■ Lines of data

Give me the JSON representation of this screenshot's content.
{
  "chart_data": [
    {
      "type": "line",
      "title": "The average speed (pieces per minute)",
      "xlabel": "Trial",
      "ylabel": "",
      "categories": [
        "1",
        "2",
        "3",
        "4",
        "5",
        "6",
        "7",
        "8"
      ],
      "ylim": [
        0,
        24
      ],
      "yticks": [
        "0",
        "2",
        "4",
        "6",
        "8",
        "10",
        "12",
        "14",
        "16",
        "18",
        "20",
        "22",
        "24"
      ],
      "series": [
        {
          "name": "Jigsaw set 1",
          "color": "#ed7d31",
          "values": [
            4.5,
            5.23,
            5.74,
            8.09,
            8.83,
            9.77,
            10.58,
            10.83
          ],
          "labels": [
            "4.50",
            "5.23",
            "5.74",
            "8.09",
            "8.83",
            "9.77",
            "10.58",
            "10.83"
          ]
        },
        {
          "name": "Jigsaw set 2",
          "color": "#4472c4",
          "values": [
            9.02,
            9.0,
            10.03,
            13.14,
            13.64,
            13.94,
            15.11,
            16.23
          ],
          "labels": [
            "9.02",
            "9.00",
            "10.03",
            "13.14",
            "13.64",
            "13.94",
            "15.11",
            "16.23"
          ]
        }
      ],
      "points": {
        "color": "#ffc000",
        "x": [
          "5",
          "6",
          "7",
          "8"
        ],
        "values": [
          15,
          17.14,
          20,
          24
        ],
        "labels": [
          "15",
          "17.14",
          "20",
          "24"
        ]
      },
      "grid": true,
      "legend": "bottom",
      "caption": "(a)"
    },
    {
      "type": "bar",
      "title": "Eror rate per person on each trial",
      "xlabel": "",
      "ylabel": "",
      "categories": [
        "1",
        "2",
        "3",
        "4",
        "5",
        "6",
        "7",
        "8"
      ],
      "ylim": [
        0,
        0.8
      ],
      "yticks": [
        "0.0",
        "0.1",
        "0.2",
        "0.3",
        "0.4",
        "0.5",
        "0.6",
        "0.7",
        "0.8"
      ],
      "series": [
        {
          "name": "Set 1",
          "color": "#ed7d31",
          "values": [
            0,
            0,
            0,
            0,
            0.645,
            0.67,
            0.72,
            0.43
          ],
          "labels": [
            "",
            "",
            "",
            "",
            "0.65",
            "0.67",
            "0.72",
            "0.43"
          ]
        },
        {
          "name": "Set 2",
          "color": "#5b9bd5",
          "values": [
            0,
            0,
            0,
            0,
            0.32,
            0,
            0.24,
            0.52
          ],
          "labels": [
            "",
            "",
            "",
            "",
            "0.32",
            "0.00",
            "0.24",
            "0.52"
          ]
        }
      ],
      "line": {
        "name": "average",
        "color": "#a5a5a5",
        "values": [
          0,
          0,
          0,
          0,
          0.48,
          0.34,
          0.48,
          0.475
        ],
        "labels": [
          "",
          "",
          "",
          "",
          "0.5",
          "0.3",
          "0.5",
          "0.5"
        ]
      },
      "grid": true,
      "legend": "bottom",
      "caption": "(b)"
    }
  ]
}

■ EXERCISE DESCRIPTION
Repeat the data above, word for word.

■ EXPECTED ANSWER
Give me the JSON representation of this screenshot's content.
{
  "chart_data": [
    {
      "type": "line",
      "title": "The average speed (pieces per minute)",
      "xlabel": "Trial",
      "ylabel": "",
      "categories": [
        "1",
        "2",
        "3",
        "4",
        "5",
        "6",
        "7",
        "8"
      ],
      "ylim": [
        0,
        24
      ],
      "yticks": [
        "0",
        "2",
        "4",
        "6",
        "8",
        "10",
        "12",
        "14",
        "16",
        "18",
        "20",
        "22",
        "24"
      ],
      "series": [
        {
          "name": "Jigsaw set 1",
          "color": "#ed7d31",
          "values": [
            4.5,
            5.23,
            5.74,
            8.09,
            8.83,
            9.77,
            10.58,
            10.83
          ],
          "labels": [
            "4.50",
            "5.23",
            "5.74",
            "8.09",
            "8.83",
            "9.77",
            "10.58",
            "10.83"
          ]
        },
        {
          "name": "Jigsaw set 2",
          "color": "#4472c4",
          "values": [
            9.02,
            9.0,
            10.03,
            13.14,
            13.64,
            13.94,
            15.11,
            16.23
          ],
          "labels": [
            "9.02",
            "9.00",
            "10.03",
            "13.14",
            "13.64",
            "13.94",
            "15.11",
            "16.23"
          ]
        }
      ],
      "points": {
        "color": "#ffc000",
        "x": [
          "5",
          "6",
          "7",
          "8"
        ],
        "values": [
          15,
          17.14,
          20,
          24
        ],
        "labels": [
          "15",
          "17.14",
          "20",
          "24"
        ]
      },
      "grid": true,
      "legend": "bottom",
      "caption": "(a)"
    },
    {
      "type": "bar",
      "title": "Eror rate per person on each trial",
      "xlabel": "",
      "ylabel": "",
      "categories": [
        "1",
        "2",
        "3",
        "4",
        "5",
        "6",
        "7",
        "8"
      ],
      "ylim": [
        0,
        0.8
      ],
      "yticks": [
        "0.0",
        "0.1",
        "0.2",
        "0.3",
        "0.4",
        "0.5",
        "0.6",
        "0.7",
        "0.8"
      ],
      "series": [
        {
          "name": "Set 1",
          "color": "#ed7d31",
          "values": [
            0,
            0,
            0,
            0,
            0.645,
            0.67,
            0.72,
            0.43
          ],
          "labels": [
            "",
            "",
            "",
            "",
            "0.65",
            "0.67",
            "0.72",
            "0.43"
          ]
        },
        {
          "name": "Set 2",
          "color": "#5b9bd5",
          "values": [
            0,
            0,
            0,
            0,
            0.32,
            0,
            0.24,
            0.52
          ],
          "labels": [
            "",
            "",
            "",
            "",
            "0.32",
            "0.00",
            "0.24",
            "0.52"
          ]
        }
      ],
      "line": {
        "name": "average",
        "color": "#a5a5a5",
        "values": [
          0,
          0,
          0,
          0,
          0.48,
          0.34,
          0.48,
          0.475
        ],
        "labels": [
          "",
          "",
          "",
          "",
          "0.5",
          "0.3",
          "0.5",
          "0.5"
        ]
      },
      "grid": true,
      "legend": "bottom",
      "caption": "(b)"
    }
  ]
}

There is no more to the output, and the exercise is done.